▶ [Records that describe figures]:

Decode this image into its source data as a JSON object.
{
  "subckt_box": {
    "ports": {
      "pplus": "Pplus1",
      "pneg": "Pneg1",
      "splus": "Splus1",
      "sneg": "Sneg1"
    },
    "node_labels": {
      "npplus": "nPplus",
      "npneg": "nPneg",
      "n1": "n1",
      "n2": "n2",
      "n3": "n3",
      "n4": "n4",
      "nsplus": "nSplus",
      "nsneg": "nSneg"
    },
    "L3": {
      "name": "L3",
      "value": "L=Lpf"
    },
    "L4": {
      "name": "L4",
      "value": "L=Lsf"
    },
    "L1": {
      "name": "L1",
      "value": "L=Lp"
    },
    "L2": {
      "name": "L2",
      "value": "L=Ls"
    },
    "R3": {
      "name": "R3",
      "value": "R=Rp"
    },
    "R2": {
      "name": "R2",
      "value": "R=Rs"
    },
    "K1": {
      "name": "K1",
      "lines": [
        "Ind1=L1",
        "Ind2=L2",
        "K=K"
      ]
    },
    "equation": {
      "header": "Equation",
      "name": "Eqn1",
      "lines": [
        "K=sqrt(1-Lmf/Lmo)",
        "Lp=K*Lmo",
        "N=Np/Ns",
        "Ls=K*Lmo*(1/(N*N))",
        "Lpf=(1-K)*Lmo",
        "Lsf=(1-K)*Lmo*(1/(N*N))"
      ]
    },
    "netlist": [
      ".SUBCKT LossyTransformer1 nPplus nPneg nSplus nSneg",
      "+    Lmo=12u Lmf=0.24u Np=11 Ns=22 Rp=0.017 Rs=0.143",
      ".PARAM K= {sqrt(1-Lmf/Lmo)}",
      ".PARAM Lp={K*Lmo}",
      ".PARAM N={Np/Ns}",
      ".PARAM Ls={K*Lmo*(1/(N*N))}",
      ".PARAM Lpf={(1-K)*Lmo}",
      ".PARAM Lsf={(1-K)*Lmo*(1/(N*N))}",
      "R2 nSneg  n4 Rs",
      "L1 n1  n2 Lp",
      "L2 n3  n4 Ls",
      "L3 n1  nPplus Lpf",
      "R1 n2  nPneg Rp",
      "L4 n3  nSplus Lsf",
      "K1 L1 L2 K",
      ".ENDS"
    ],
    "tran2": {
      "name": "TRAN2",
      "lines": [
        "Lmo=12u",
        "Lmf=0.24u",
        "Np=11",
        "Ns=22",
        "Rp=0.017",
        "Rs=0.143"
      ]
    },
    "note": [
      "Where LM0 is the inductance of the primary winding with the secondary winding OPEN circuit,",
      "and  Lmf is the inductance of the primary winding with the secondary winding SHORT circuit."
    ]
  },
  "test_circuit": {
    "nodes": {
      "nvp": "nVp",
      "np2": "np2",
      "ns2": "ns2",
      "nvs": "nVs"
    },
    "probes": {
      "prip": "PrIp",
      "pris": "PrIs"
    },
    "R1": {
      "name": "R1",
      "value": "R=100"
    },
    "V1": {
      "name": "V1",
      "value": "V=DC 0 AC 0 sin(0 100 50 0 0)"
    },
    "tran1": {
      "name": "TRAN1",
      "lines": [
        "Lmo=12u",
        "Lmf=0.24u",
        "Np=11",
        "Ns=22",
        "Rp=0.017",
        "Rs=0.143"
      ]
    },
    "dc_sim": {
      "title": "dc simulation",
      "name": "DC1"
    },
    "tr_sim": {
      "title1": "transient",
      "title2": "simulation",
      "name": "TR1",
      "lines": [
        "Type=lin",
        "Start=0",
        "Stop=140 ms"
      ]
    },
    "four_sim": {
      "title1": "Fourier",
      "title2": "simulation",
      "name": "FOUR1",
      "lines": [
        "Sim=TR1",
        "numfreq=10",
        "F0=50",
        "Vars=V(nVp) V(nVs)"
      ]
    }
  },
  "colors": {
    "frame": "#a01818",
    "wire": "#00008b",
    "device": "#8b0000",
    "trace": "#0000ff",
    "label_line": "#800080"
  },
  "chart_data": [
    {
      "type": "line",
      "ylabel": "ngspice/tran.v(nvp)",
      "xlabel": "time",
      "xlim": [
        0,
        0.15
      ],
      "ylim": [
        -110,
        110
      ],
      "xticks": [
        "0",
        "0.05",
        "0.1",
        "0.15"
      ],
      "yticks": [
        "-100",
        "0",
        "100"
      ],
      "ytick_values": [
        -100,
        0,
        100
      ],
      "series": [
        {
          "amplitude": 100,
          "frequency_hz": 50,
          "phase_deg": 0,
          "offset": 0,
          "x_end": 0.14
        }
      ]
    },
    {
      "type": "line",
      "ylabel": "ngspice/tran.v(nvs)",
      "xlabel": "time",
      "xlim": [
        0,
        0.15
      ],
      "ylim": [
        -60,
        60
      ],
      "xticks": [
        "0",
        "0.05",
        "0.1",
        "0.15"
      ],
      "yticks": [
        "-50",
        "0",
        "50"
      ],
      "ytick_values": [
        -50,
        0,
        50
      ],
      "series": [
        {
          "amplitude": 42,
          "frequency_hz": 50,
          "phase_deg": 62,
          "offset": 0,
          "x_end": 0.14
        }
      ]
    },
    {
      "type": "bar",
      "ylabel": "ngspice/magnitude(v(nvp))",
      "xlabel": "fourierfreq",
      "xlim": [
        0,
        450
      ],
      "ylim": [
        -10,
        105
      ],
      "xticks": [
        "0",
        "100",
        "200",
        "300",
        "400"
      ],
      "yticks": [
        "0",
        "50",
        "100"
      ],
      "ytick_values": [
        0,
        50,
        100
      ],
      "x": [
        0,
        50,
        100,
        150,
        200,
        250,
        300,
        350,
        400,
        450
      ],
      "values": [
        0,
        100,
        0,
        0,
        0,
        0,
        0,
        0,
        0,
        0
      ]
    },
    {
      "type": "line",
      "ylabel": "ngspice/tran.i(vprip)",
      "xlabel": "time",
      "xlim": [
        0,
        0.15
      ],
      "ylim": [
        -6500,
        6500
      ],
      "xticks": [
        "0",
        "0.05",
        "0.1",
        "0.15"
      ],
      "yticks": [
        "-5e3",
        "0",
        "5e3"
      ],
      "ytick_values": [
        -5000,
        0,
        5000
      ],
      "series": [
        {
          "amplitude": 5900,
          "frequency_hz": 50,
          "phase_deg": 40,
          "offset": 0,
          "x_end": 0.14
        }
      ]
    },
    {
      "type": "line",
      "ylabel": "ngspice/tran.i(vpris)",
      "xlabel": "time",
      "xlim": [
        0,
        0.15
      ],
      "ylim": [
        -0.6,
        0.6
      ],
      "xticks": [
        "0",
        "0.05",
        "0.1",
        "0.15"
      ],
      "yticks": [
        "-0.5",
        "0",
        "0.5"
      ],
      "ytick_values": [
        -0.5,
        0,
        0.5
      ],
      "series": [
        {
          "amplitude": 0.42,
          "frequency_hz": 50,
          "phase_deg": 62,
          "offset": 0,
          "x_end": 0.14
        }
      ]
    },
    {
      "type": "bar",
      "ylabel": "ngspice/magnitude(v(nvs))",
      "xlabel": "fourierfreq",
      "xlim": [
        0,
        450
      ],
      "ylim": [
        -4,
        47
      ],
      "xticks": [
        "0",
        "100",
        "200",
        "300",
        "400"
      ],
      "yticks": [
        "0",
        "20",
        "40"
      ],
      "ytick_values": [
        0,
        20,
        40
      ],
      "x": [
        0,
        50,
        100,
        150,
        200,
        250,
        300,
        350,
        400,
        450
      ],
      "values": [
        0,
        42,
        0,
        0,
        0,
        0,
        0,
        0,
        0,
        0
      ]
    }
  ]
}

▶ [Given instruction]: Make an exact copy of every line in the data.

▶ [Task response]:
Decode this image into its source data as a JSON object.
{
  "subckt_box": {
    "ports": {
      "pplus": "Pplus1",
      "pneg": "Pneg1",
      "splus": "Splus1",
      "sneg": "Sneg1"
    },
    "node_labels": {
      "npplus": "nPplus",
      "npneg": "nPneg",
      "n1": "n1",
      "n2": "n2",
      "n3": "n3",
      "n4": "n4",
      "nsplus": "nSplus",
      "nsneg": "nSneg"
    },
    "L3": {
      "name": "L3",
      "value": "L=Lpf"
    },
    "L4": {
      "name": "L4",
      "value": "L=Lsf"
    },
    "L1": {
      "name": "L1",
      "value": "L=Lp"
    },
    "L2": {
      "name": "L2",
      "value": "L=Ls"
    },
    "R3": {
      "name": "R3",
      "value": "R=Rp"
    },
    "R2": {
      "name": "R2",
      "value": "R=Rs"
    },
    "K1": {
      "name": "K1",
      "lines": [
        "Ind1=L1",
        "Ind2=L2",
        "K=K"
      ]
    },
    "equation": {
      "header": "Equation",
      "name": "Eqn1",
      "lines": [
        "K=sqrt(1-Lmf/Lmo)",
        "Lp=K*Lmo",
        "N=Np/Ns",
        "Ls=K*Lmo*(1/(N*N))",
        "Lpf=(1-K)*Lmo",
        "Lsf=(1-K)*Lmo*(1/(N*N))"
      ]
    },
    "netlist": [
      ".SUBCKT LossyTransformer1 nPplus nPneg nSplus nSneg",
      "+    Lmo=12u Lmf=0.24u Np=11 Ns=22 Rp=0.017 Rs=0.143",
      ".PARAM K= {sqrt(1-Lmf/Lmo)}",
      ".PARAM Lp={K*Lmo}",
      ".PARAM N={Np/Ns}",
      ".PARAM Ls={K*Lmo*(1/(N*N))}",
      ".PARAM Lpf={(1-K)*Lmo}",
      ".PARAM Lsf={(1-K)*Lmo*(1/(N*N))}",
      "R2 nSneg  n4 Rs",
      "L1 n1  n2 Lp",
      "L2 n3  n4 Ls",
      "L3 n1  nPplus Lpf",
      "R1 n2  nPneg Rp",
      "L4 n3  nSplus Lsf",
      "K1 L1 L2 K",
      ".ENDS"
    ],
    "tran2": {
      "name": "TRAN2",
      "lines": [
        "Lmo=12u",
        "Lmf=0.24u",
        "Np=11",
        "Ns=22",
        "Rp=0.017",
        "Rs=0.143"
      ]
    },
    "note": [
      "Where LM0 is the inductance of the primary winding with the secondary winding OPEN circuit,",
      "and  Lmf is the inductance of the primary winding with the secondary winding SHORT circuit."
    ]
  },
  "test_circuit": {
    "nodes": {
      "nvp": "nVp",
      "np2": "np2",
      "ns2": "ns2",
      "nvs": "nVs"
    },
    "probes": {
      "prip": "PrIp",
      "pris": "PrIs"
    },
    "R1": {
      "name": "R1",
      "value": "R=100"
    },
    "V1": {
      "name": "V1",
      "value": "V=DC 0 AC 0 sin(0 100 50 0 0)"
    },
    "tran1": {
      "name": "TRAN1",
      "lines": [
        "Lmo=12u",
        "Lmf=0.24u",
        "Np=11",
        "Ns=22",
        "Rp=0.017",
        "Rs=0.143"
      ]
    },
    "dc_sim": {
      "title": "dc simulation",
      "name": "DC1"
    },
    "tr_sim": {
      "title1": "transient",
      "title2": "simulation",
      "name": "TR1",
      "lines": [
        "Type=lin",
        "Start=0",
        "Stop=140 ms"
      ]
    },
    "four_sim": {
      "title1": "Fourier",
      "title2": "simulation",
      "name": "FOUR1",
      "lines": [
        "Sim=TR1",
        "numfreq=10",
        "F0=50",
        "Vars=V(nVp) V(nVs)"
      ]
    }
  },
  "colors": {
    "frame": "#a01818",
    "wire": "#00008b",
    "device": "#8b0000",
    "trace": "#0000ff",
    "label_line": "#800080"
  },
  "chart_data": [
    {
      "type": "line",
      "ylabel": "ngspice/tran.v(nvp)",
      "xlabel": "time",
      "xlim": [
        0,
        0.15
      ],
      "ylim": [
        -110,
        110
      ],
      "xticks": [
        "0",
        "0.05",
        "0.1",
        "0.15"
      ],
      "yticks": [
        "-100",
        "0",
        "100"
      ],
      "ytick_values": [
        -100,
        0,
        100
      ],
      "series": [
        {
          "amplitude": 100,
          "frequency_hz": 50,
          "phase_deg": 0,
          "offset": 0,
          "x_end": 0.14
        }
      ]
    },
    {
      "type": "line",
      "ylabel": "ngspice/tran.v(nvs)",
      "xlabel": "time",
      "xlim": [
        0,
        0.15
      ],
      "ylim": [
        -60,
        60
      ],
      "xticks": [
        "0",
        "0.05",
        "0.1",
        "0.15"
      ],
      "yticks": [
        "-50",
        "0",
        "50"
      ],
      "ytick_values": [
        -50,
        0,
        50
      ],
      "series": [
        {
          "amplitude": 42,
          "frequency_hz": 50,
          "phase_deg": 62,
          "offset": 0,
          "x_end": 0.14
        }
      ]
    },
    {
      "type": "bar",
      "ylabel": "ngspice/magnitude(v(nvp))",
      "xlabel": "fourierfreq",
      "xlim": [
        0,
        450
      ],
      "ylim": [
        -10,
        105
      ],
      "xticks": [
        "0",
        "100",
        "200",
        "300",
        "400"
      ],
      "yticks": [
        "0",
        "50",
        "100"
      ],
      "ytick_values": [
        0,
        50,
        100
      ],
      "x": [
        0,
        50,
        100,
        150,
        200,
        250,
        300,
        350,
        400,
        450
      ],
      "values": [
        0,
        100,
        0,
        0,
        0,
        0,
        0,
        0,
        0,
        0
      ]
    },
    {
      "type": "line",
      "ylabel": "ngspice/tran.i(vprip)",
      "xlabel": "time",
      "xlim": [
        0,
        0.15
      ],
      "ylim": [
        -6500,
        6500
      ],
      "xticks": [
        "0",
        "0.05",
        "0.1",
        "0.15"
      ],
      "yticks": [
        "-5e3",
        "0",
        "5e3"
      ],
      "ytick_values": [
        -5000,
        0,
        5000
      ],
      "series": [
        {
          "amplitude": 5900,
          "frequency_hz": 50,
          "phase_deg": 40,
          "offset": 0,
          "x_end": 0.14
        }
      ]
    },
    {
      "type": "line",
      "ylabel": "ngspice/tran.i(vpris)",
      "xlabel": "time",
      "xlim": [
        0,
        0.15
      ],
      "ylim": [
        -0.6,
        0.6
      ],
      "xticks": [
        "0",
        "0.05",
        "0.1",
        "0.15"
      ],
      "yticks": [
        "-0.5",
        "0",
        "0.5"
      ],
      "ytick_values": [
        -0.5,
        0,
        0.5
      ],
      "series": [
        {
          "amplitude": 0.42,
          "frequency_hz": 50,
          "phase_deg": 62,
          "offset": 0,
          "x_end": 0.14
        }
      ]
    },
    {
      "type": "bar",
      "ylabel": "ngspice/magnitude(v(nvs))",
      "xlabel": "fourierfreq",
      "xlim": [
        0,
        450
      ],
      "ylim": [
        -4,
        47
      ],
      "xticks": [
        "0",
        "100",
        "200",
        "300",
        "400"
      ],
      "yticks": [
        "0",
        "20",
        "40"
      ],
      "ytick_values": [
        0,
        20,
        40
      ],
      "x": [
        0,
        50,
        100,
        150,
        200,
        250,
        300,
        350,
        400,
        450
      ],
      "values": [
        0,
        42,
        0,
        0,
        0,
        0,
        0,
        0,
        0,
        0
      ]
    }
  ]
}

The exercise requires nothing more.